Give an exact transcription of every line, dropping the images.

__________

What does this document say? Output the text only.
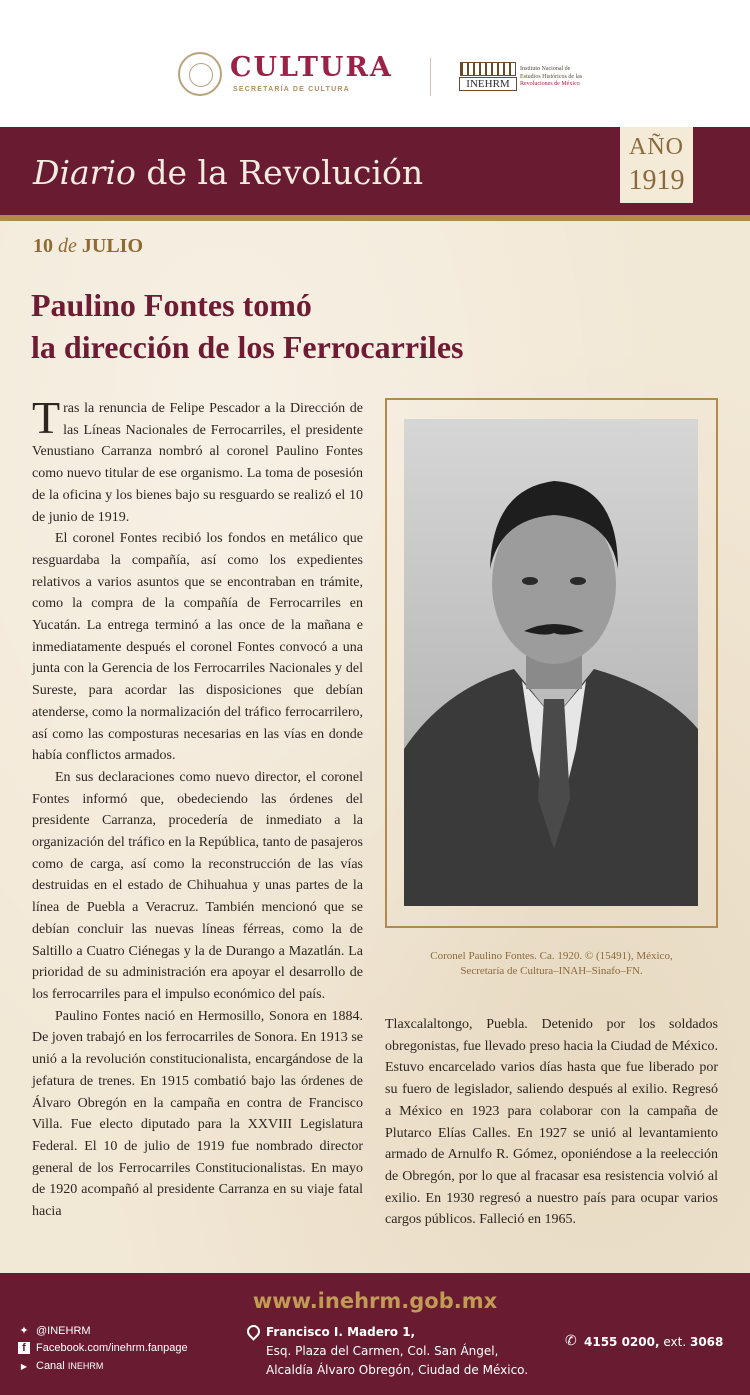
CULTURA
SECRETARÍA DE CULTURA	INEHRM
Instituto Nacional de
Estudios Históricos de las
Revoluciones de México
Diario de la Revolución
AÑO
1919
10 de JULIO
Paulino Fontes tomó
la dirección de los Ferrocarriles

Tras la renuncia de Felipe Pescador a la Dirección de las Líneas Nacionales de Ferrocarriles, el presidente Venustiano Carranza nombró al coronel Paulino Fontes como nuevo titular de ese organismo. La toma de posesión de la oficina y los bienes bajo su resguardo se realizó el 10 de junio de 1919.

El coronel Fontes recibió los fondos en metálico que resguardaba la compañía, así como los expedientes relativos a varios asuntos que se encontraban en trámite, como la compra de la compañía de Ferrocarriles en Yucatán. La entrega terminó a las once de la mañana e inmediatamente después el coronel Fontes convocó a una junta con la Gerencia de los Ferrocarriles Nacionales y del Sureste, para acordar las disposiciones que debían atenderse, como la normalización del tráfico ferrocarrilero, así como las composturas necesarias en las vías en donde había conflictos armados.

En sus declaraciones como nuevo director, el coronel Fontes informó que, obedeciendo las órdenes del presidente Carranza, procedería de inmediato a la organización del tráfico en la República, tanto de pasajeros como de carga, así como la reconstrucción de las vías destruidas en el estado de Chihuahua y unas partes de la línea de Puebla a Veracruz. También mencionó que se debían concluir las nuevas líneas férreas, como la de Saltillo a Cuatro Ciénegas y la de Durango a Mazatlán. La prioridad de su administración era apoyar el desarrollo de los ferrocarriles para el impulso económico del país.

Paulino Fontes nació en Hermosillo, Sonora en 1884. De joven trabajó en los ferrocarriles de Sonora. En 1913 se unió a la revolución constitucionalista, encargándose de la jefatura de trenes. En 1915 combatió bajo las órdenes de Álvaro Obregón en la campaña en contra de Francisco Villa. Fue electo diputado para la XXVIII Legislatura Federal. El 10 de julio de 1919 fue nombrado director general de los Ferrocarriles Constitucionalistas. En mayo de 1920 acompañó al presidente Carranza en su viaje fatal hacia

Coronel Paulino Fontes. Ca. 1920. © (15491), México,
Secretaría de Cultura–INAH–Sinafo–FN.

Tlaxcalaltongo, Puebla. Detenido por los soldados obregonistas, fue llevado preso hacia la Ciudad de México. Estuvo encarcelado varios días hasta que fue liberado por su fuero de legislador, saliendo después al exilio. Regresó a México en 1923 para colaborar con la campaña de Plutarco Elías Calles. En 1927 se unió al levantamiento armado de Arnulfo R. Gómez, oponiéndose a la reelección de Obregón, por lo que al fracasar esa resistencia volvió al exilio. En 1930 regresó a nuestro país para ocupar varios cargos públicos. Falleció en 1965.

www.inehrm.gob.mx
✦ @INEHRM
f Facebook.com/inehrm.fanpage
▶ Canal INEHRM
Francisco I. Madero 1,
Esq. Plaza del Carmen, Col. San Ángel,
Alcaldía Álvaro Obregón, Ciudad de México.
✆ 4155 0200, ext. 3068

__________

[Written response]
What does this document say? Output the text only.
CULTURA
SECRETARÍA DE CULTURA	INEHRM
Instituto Nacional de
Estudios Históricos de las
Revoluciones de México
Diario de la Revolución
AÑO
1919
10 de JULIO
Paulino Fontes tomó
la dirección de los Ferrocarriles

Tras la renuncia de Felipe Pescador a la Dirección de las Líneas Nacionales de Ferrocarriles, el presidente Venustiano Carranza nombró al coronel Paulino Fontes como nuevo titular de ese organismo. La toma de posesión de la oficina y los bienes bajo su resguardo se realizó el 10 de junio de 1919.

El coronel Fontes recibió los fondos en metálico que resguardaba la compañía, así como los expedientes relativos a varios asuntos que se encontraban en trámite, como la compra de la compañía de Ferrocarriles en Yucatán. La entrega terminó a las once de la mañana e inmediatamente después el coronel Fontes convocó a una junta con la Gerencia de los Ferrocarriles Nacionales y del Sureste, para acordar las disposiciones que debían atenderse, como la normalización del tráfico ferrocarrilero, así como las composturas necesarias en las vías en donde había conflictos armados.

En sus declaraciones como nuevo director, el coronel Fontes informó que, obedeciendo las órdenes del presidente Carranza, procedería de inmediato a la organización del tráfico en la República, tanto de pasajeros como de carga, así como la reconstrucción de las vías destruidas en el estado de Chihuahua y unas partes de la línea de Puebla a Veracruz. También mencionó que se debían concluir las nuevas líneas férreas, como la de Saltillo a Cuatro Ciénegas y la de Durango a Mazatlán. La prioridad de su administración era apoyar el desarrollo de los ferrocarriles para el impulso económico del país.

Paulino Fontes nació en Hermosillo, Sonora en 1884. De joven trabajó en los ferrocarriles de Sonora. En 1913 se unió a la revolución constitucionalista, encargándose de la jefatura de trenes. En 1915 combatió bajo las órdenes de Álvaro Obregón en la campaña en contra de Francisco Villa. Fue electo diputado para la XXVIII Legislatura Federal. El 10 de julio de 1919 fue nombrado director general de los Ferrocarriles Constitucionalistas. En mayo de 1920 acompañó al presidente Carranza en su viaje fatal hacia

Coronel Paulino Fontes. Ca. 1920. © (15491), México,
Secretaría de Cultura–INAH–Sinafo–FN.

Tlaxcalaltongo, Puebla. Detenido por los soldados obregonistas, fue llevado preso hacia la Ciudad de México. Estuvo encarcelado varios días hasta que fue liberado por su fuero de legislador, saliendo después al exilio. Regresó a México en 1923 para colaborar con la campaña de Plutarco Elías Calles. En 1927 se unió al levantamiento armado de Arnulfo R. Gómez, oponiéndose a la reelección de Obregón, por lo que al fracasar esa resistencia volvió al exilio. En 1930 regresó a nuestro país para ocupar varios cargos públicos. Falleció en 1965.

www.inehrm.gob.mx
✦ @INEHRM
f Facebook.com/inehrm.fanpage
▶ Canal INEHRM
Francisco I. Madero 1,
Esq. Plaza del Carmen, Col. San Ángel,
Alcaldía Álvaro Obregón, Ciudad de México.
✆ 4155 0200, ext. 3068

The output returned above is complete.